>> begin Input rows
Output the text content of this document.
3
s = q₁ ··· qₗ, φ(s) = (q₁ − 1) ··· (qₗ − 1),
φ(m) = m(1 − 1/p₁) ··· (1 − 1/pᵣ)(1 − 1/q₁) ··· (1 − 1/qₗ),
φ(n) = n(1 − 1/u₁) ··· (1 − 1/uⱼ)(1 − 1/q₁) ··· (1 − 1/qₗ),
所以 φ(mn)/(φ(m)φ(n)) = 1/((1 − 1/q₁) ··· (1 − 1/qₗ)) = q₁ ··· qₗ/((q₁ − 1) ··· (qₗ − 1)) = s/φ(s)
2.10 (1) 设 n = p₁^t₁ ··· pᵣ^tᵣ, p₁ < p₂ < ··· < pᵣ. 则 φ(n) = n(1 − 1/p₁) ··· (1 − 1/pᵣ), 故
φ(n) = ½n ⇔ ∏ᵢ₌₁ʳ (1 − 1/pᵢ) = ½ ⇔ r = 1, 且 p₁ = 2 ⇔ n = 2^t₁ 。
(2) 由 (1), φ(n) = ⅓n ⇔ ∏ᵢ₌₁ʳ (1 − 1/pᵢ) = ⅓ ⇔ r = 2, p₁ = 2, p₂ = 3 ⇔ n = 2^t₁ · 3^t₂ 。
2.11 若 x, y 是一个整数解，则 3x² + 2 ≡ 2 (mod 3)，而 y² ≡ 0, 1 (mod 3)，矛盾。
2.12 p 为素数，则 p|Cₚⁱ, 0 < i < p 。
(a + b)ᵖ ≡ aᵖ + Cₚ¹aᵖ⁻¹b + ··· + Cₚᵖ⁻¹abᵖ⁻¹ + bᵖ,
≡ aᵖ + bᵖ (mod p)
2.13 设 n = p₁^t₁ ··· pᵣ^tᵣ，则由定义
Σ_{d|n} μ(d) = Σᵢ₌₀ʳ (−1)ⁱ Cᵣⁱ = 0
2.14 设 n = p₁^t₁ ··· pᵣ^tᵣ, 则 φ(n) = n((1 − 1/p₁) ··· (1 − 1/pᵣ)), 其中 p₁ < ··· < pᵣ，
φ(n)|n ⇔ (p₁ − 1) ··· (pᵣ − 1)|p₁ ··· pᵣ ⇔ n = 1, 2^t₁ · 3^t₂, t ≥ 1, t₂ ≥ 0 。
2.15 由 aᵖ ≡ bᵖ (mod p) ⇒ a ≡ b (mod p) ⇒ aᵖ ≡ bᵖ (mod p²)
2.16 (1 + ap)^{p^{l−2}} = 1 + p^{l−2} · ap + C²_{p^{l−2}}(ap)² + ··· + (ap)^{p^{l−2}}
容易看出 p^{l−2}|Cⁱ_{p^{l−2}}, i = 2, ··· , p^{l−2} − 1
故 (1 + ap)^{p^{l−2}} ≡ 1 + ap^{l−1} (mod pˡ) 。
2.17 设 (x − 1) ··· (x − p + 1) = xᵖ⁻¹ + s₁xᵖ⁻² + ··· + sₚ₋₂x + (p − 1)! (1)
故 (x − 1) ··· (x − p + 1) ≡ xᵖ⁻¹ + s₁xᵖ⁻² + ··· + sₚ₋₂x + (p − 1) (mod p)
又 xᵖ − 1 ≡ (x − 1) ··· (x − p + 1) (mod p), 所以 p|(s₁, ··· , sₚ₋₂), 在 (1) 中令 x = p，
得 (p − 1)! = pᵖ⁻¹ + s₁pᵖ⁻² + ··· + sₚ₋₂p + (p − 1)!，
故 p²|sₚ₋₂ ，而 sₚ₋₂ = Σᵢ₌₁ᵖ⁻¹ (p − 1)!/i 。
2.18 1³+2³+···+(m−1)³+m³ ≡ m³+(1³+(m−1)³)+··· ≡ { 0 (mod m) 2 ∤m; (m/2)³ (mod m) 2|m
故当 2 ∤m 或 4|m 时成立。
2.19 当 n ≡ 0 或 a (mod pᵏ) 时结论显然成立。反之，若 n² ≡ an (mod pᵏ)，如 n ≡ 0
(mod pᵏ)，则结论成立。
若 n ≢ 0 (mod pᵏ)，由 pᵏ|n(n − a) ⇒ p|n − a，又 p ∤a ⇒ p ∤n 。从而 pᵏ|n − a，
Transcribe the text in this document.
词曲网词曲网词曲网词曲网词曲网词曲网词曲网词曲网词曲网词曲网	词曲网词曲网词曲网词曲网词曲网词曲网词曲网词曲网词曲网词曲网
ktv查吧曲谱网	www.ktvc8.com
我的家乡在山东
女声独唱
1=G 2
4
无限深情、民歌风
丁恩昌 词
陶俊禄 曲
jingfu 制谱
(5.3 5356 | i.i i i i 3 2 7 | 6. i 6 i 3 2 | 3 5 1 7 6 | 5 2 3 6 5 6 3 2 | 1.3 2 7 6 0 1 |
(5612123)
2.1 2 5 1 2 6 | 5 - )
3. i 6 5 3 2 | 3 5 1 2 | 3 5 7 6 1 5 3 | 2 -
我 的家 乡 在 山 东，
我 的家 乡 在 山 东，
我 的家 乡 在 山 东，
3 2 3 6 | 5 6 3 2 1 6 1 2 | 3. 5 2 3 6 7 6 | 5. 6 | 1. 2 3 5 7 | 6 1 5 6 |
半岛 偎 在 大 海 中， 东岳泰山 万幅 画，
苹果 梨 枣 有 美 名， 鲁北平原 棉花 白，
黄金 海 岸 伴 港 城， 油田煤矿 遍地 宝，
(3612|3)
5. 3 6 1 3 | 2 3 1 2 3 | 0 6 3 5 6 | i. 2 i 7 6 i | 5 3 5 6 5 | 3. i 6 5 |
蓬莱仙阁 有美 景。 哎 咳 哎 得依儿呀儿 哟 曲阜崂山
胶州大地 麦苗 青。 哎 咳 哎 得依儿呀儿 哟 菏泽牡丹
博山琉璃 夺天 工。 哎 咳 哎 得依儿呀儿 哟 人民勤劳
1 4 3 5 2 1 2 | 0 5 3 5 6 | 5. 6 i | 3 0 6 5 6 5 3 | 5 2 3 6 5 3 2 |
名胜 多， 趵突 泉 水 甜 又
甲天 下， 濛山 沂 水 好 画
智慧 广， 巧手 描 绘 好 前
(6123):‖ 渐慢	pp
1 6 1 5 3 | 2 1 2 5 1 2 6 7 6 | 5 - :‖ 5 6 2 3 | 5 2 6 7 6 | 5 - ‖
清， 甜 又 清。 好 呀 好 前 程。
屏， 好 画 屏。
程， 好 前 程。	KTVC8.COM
>> end Input rows
* Exercise objective:
Gather each line of the listing containing the word "text" and show it.

* Solved problem:
Output the text content of this document.
Transcribe the text in this document.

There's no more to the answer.